━━━ Input ━━━
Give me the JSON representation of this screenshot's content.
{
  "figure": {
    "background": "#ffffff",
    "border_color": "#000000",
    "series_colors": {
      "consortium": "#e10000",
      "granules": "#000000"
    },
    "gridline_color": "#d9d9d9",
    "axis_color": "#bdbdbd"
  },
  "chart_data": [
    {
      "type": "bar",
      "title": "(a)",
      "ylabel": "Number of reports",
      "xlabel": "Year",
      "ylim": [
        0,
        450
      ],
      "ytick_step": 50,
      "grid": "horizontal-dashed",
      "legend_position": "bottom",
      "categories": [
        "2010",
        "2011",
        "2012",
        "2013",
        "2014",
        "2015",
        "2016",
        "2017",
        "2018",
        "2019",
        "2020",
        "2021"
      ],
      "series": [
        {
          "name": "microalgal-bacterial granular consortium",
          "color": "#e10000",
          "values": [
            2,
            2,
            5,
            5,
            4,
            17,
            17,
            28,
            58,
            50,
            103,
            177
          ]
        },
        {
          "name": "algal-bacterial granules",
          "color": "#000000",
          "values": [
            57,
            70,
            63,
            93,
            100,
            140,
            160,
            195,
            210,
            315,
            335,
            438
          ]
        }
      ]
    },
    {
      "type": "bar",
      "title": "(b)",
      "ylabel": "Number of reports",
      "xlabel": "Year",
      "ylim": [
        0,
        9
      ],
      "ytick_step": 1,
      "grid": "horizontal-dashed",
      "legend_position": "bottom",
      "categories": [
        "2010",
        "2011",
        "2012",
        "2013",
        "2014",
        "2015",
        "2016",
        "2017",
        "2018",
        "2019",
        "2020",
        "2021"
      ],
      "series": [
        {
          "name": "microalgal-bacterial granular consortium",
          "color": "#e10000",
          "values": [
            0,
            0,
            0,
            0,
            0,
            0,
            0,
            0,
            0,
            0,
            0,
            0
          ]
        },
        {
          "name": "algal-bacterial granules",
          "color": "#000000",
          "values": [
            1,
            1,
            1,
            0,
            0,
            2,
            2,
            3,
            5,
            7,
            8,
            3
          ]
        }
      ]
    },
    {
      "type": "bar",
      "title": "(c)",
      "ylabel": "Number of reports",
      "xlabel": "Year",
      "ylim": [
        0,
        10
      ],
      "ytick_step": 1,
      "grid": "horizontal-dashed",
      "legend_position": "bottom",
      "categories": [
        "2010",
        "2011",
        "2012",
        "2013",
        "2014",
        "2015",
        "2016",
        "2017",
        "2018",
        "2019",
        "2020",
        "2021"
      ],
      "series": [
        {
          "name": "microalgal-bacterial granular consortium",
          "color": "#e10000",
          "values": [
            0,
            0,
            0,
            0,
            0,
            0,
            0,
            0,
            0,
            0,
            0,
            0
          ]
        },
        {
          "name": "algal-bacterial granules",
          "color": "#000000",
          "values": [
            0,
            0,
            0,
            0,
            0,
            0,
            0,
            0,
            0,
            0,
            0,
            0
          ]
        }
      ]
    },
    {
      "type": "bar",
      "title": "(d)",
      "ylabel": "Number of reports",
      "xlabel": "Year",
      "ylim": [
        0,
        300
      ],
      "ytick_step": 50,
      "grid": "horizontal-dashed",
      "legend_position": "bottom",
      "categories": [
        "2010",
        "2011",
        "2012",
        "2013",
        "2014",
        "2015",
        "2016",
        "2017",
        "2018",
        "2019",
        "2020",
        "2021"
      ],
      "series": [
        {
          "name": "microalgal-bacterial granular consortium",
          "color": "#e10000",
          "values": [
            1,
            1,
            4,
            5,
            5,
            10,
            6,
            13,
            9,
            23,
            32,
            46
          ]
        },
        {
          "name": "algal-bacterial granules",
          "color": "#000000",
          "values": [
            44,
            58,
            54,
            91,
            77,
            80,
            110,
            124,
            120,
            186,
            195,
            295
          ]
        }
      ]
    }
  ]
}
━━━
Exercise brief: Retype the data in full, exactly.

Solution to the problem:
Give me the JSON representation of this screenshot's content.
{
  "figure": {
    "background": "#ffffff",
    "border_color": "#000000",
    "series_colors": {
      "consortium": "#e10000",
      "granules": "#000000"
    },
    "gridline_color": "#d9d9d9",
    "axis_color": "#bdbdbd"
  },
  "chart_data": [
    {
      "type": "bar",
      "title": "(a)",
      "ylabel": "Number of reports",
      "xlabel": "Year",
      "ylim": [
        0,
        450
      ],
      "ytick_step": 50,
      "grid": "horizontal-dashed",
      "legend_position": "bottom",
      "categories": [
        "2010",
        "2011",
        "2012",
        "2013",
        "2014",
        "2015",
        "2016",
        "2017",
        "2018",
        "2019",
        "2020",
        "2021"
      ],
      "series": [
        {
          "name": "microalgal-bacterial granular consortium",
          "color": "#e10000",
          "values": [
            2,
            2,
            5,
            5,
            4,
            17,
            17,
            28,
            58,
            50,
            103,
            177
          ]
        },
        {
          "name": "algal-bacterial granules",
          "color": "#000000",
          "values": [
            57,
            70,
            63,
            93,
            100,
            140,
            160,
            195,
            210,
            315,
            335,
            438
          ]
        }
      ]
    },
    {
      "type": "bar",
      "title": "(b)",
      "ylabel": "Number of reports",
      "xlabel": "Year",
      "ylim": [
        0,
        9
      ],
      "ytick_step": 1,
      "grid": "horizontal-dashed",
      "legend_position": "bottom",
      "categories": [
        "2010",
        "2011",
        "2012",
        "2013",
        "2014",
        "2015",
        "2016",
        "2017",
        "2018",
        "2019",
        "2020",
        "2021"
      ],
      "series": [
        {
          "name": "microalgal-bacterial granular consortium",
          "color": "#e10000",
          "values": [
            0,
            0,
            0,
            0,
            0,
            0,
            0,
            0,
            0,
            0,
            0,
            0
          ]
        },
        {
          "name": "algal-bacterial granules",
          "color": "#000000",
          "values": [
            1,
            1,
            1,
            0,
            0,
            2,
            2,
            3,
            5,
            7,
            8,
            3
          ]
        }
      ]
    },
    {
      "type": "bar",
      "title": "(c)",
      "ylabel": "Number of reports",
      "xlabel": "Year",
      "ylim": [
        0,
        10
      ],
      "ytick_step": 1,
      "grid": "horizontal-dashed",
      "legend_position": "bottom",
      "categories": [
        "2010",
        "2011",
        "2012",
        "2013",
        "2014",
        "2015",
        "2016",
        "2017",
        "2018",
        "2019",
        "2020",
        "2021"
      ],
      "series": [
        {
          "name": "microalgal-bacterial granular consortium",
          "color": "#e10000",
          "values": [
            0,
            0,
            0,
            0,
            0,
            0,
            0,
            0,
            0,
            0,
            0,
            0
          ]
        },
        {
          "name": "algal-bacterial granules",
          "color": "#000000",
          "values": [
            0,
            0,
            0,
            0,
            0,
            0,
            0,
            0,
            0,
            0,
            0,
            0
          ]
        }
      ]
    },
    {
      "type": "bar",
      "title": "(d)",
      "ylabel": "Number of reports",
      "xlabel": "Year",
      "ylim": [
        0,
        300
      ],
      "ytick_step": 50,
      "grid": "horizontal-dashed",
      "legend_position": "bottom",
      "categories": [
        "2010",
        "2011",
        "2012",
        "2013",
        "2014",
        "2015",
        "2016",
        "2017",
        "2018",
        "2019",
        "2020",
        "2021"
      ],
      "series": [
        {
          "name": "microalgal-bacterial granular consortium",
          "color": "#e10000",
          "values": [
            1,
            1,
            4,
            5,
            5,
            10,
            6,
            13,
            9,
            23,
            32,
            46
          ]
        },
        {
          "name": "algal-bacterial granules",
          "color": "#000000",
          "values": [
            44,
            58,
            54,
            91,
            77,
            80,
            110,
            124,
            120,
            186,
            195,
            295
          ]
        }
      ]
    }
  ]
}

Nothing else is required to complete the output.